** Start Records shown **

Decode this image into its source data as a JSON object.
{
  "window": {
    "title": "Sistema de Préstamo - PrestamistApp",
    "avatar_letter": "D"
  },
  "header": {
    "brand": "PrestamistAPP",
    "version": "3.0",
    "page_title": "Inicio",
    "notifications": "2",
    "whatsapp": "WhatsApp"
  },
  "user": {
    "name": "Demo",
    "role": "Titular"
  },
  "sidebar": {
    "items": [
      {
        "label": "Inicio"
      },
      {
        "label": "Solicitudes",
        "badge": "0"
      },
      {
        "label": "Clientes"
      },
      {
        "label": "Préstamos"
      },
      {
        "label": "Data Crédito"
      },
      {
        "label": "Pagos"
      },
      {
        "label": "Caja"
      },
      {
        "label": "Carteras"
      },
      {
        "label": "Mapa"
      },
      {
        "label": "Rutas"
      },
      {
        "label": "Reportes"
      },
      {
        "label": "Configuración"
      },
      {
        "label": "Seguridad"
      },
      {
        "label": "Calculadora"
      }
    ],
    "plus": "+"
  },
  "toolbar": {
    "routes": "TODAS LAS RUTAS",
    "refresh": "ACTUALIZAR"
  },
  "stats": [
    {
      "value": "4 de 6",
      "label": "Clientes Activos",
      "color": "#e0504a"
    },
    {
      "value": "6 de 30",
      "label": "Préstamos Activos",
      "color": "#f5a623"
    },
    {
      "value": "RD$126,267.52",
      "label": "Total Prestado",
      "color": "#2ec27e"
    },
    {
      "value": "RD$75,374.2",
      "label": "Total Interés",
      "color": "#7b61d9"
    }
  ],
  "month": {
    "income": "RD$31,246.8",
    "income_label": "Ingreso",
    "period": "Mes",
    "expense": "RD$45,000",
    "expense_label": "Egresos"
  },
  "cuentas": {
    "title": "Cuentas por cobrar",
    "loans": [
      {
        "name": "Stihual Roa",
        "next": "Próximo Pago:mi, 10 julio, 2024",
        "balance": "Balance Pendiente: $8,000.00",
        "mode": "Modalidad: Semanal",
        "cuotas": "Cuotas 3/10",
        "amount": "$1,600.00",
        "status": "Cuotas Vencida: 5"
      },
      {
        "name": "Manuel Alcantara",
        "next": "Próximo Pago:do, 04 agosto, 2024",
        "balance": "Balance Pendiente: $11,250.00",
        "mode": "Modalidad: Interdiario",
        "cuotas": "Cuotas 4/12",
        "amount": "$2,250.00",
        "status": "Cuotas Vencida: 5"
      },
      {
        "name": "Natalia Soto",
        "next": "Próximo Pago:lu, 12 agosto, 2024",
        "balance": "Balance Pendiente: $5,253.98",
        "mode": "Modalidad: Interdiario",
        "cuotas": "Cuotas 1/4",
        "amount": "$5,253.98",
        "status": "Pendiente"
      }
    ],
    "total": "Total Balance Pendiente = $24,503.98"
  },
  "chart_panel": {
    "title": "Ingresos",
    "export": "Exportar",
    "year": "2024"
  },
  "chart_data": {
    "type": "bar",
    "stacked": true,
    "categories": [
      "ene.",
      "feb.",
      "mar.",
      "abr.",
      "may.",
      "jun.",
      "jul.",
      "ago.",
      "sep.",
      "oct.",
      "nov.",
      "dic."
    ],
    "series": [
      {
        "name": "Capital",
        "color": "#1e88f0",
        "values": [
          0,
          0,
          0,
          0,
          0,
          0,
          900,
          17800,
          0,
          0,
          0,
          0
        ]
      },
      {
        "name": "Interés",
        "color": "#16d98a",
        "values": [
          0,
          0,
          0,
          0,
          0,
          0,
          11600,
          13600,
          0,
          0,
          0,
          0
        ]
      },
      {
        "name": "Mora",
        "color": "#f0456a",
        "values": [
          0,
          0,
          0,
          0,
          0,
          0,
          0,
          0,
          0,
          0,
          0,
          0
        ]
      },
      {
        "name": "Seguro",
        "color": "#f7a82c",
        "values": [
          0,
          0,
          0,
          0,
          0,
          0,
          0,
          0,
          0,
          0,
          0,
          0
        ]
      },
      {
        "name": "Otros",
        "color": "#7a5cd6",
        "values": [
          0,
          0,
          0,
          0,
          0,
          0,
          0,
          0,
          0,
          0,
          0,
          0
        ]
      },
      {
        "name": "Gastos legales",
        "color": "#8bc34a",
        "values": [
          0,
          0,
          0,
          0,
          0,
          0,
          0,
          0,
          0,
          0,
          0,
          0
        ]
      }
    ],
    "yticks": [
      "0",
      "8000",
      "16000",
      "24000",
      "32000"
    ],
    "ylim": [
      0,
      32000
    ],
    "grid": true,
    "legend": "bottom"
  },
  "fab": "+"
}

** End Records shown **

▸ **Exercise directions**
Write out every line from the entries where "Clientes" appears.

▸ **Full output**
        "label": "Clientes"
      "label": "Clientes Activos",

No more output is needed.